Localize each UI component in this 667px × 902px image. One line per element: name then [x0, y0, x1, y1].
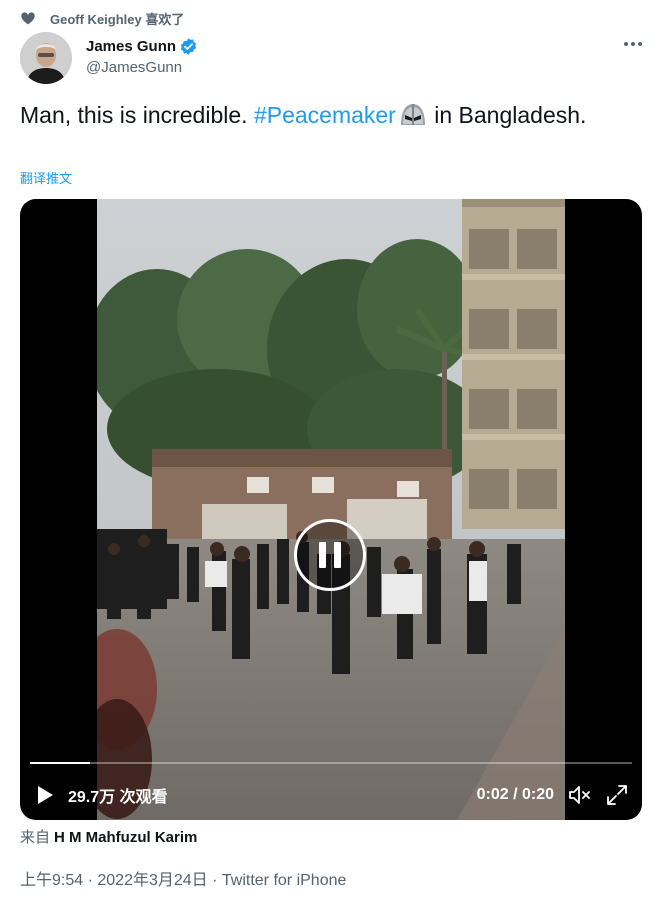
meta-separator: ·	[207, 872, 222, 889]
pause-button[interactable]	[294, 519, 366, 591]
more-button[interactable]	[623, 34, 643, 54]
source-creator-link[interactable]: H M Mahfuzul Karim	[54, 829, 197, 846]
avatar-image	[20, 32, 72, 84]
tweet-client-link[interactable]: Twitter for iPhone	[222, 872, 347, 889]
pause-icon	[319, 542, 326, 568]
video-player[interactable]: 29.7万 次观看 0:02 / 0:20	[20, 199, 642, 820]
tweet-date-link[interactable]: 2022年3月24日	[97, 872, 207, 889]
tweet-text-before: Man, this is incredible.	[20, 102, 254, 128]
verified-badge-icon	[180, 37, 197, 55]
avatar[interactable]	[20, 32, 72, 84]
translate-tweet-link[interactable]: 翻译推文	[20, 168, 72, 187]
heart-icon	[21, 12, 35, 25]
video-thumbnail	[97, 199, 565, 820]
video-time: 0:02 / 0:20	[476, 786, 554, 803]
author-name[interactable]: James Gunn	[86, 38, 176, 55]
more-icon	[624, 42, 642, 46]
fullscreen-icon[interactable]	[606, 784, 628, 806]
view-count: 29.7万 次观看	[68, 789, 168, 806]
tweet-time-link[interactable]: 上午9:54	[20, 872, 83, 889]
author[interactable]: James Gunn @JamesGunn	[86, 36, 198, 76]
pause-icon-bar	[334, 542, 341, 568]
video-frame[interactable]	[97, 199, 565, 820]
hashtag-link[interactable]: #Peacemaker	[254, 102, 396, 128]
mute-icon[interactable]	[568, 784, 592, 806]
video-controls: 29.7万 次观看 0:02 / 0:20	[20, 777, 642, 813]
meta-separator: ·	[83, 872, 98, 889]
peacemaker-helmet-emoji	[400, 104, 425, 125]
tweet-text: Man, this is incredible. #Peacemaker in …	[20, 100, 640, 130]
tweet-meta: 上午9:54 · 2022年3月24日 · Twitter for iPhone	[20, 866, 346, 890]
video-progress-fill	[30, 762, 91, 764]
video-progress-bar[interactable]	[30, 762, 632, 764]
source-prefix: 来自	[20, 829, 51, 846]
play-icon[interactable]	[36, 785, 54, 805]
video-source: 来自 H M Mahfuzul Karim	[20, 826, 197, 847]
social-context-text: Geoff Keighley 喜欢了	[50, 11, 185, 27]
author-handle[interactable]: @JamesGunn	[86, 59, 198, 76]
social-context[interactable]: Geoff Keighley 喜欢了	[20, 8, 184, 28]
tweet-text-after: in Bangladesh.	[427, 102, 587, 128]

**YOUR OBJECTIVE**
Reproduce the lines of the items from the line with "872, 222, 889]" to the line with "video-player[interactable]: 29.7万 次观看", inclusive, and nothing else.

**ANSWER TO THIS PROBLEM**
meta-separator: ·	[207, 872, 222, 889]
pause-button[interactable]	[294, 519, 366, 591]
more-button[interactable]	[623, 34, 643, 54]
source-creator-link[interactable]: H M Mahfuzul Karim	[54, 829, 197, 846]
avatar-image	[20, 32, 72, 84]
tweet-client-link[interactable]: Twitter for iPhone	[222, 872, 347, 889]
pause-icon	[319, 542, 326, 568]
video-player[interactable]: 29.7万 次观看 0:02 / 0:20	[20, 199, 642, 820]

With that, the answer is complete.